## Task to carry out
Gather all lines from the material that contain the word "category".

[Records from a collection of figures]
_ _ _ _ _ _ _
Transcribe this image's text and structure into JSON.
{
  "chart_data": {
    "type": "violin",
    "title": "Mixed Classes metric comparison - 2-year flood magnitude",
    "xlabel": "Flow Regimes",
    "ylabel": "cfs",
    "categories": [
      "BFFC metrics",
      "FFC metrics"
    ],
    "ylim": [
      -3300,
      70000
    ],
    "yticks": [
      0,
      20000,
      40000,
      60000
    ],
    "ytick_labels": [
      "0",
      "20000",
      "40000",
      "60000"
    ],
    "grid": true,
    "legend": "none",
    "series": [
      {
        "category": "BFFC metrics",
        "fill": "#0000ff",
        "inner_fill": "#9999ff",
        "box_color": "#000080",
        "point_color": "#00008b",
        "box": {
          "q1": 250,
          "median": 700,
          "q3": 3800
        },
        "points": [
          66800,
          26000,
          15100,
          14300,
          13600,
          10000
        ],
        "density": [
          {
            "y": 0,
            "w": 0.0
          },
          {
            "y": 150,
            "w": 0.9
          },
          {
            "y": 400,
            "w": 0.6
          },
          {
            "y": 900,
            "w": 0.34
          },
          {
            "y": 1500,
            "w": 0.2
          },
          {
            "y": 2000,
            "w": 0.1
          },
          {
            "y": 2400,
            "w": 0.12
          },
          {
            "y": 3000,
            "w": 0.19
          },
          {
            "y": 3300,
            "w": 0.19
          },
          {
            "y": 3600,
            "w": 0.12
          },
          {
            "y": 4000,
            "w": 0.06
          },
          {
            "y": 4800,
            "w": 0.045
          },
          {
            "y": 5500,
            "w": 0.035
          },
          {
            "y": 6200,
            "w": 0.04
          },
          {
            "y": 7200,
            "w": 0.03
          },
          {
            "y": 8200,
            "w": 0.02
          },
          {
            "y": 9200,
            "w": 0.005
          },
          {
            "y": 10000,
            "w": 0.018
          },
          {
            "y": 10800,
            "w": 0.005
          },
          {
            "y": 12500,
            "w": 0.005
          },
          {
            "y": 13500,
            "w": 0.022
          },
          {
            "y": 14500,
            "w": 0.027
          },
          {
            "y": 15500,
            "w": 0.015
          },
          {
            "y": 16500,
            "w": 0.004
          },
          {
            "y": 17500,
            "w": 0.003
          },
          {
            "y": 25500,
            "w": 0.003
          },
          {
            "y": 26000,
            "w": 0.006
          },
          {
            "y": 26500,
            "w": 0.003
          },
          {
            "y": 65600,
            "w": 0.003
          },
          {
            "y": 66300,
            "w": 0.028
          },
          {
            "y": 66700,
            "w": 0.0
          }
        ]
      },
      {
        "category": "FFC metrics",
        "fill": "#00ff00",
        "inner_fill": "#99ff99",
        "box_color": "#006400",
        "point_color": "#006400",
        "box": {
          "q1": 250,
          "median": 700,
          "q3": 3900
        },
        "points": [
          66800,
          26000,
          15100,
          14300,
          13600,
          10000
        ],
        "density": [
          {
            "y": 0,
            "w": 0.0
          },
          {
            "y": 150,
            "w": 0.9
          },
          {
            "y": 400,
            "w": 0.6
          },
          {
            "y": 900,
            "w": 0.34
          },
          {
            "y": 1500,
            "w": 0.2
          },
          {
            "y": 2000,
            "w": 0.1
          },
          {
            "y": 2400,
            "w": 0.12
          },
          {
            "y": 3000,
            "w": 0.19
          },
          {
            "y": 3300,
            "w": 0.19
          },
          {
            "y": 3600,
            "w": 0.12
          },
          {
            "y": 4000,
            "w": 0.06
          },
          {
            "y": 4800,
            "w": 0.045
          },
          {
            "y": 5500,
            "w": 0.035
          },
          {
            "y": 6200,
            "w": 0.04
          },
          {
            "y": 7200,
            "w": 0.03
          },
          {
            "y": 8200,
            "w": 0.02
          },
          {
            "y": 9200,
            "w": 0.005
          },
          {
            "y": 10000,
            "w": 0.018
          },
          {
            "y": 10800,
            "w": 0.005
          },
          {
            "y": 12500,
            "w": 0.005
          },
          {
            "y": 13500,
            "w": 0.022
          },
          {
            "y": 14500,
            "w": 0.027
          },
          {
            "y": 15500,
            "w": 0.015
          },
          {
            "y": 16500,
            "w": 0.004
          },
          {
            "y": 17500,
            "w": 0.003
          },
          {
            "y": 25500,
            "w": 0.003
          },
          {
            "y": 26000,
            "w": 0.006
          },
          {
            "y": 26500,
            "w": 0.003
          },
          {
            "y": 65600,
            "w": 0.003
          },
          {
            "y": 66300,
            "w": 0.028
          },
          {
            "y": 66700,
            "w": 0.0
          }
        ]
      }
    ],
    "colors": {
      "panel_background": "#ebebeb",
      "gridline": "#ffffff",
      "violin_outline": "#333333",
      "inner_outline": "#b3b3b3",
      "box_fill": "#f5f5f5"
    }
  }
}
_ _ _ _ _ _ _
## Final answer
        "category": "BFFC metrics",
        "category": "FFC metrics",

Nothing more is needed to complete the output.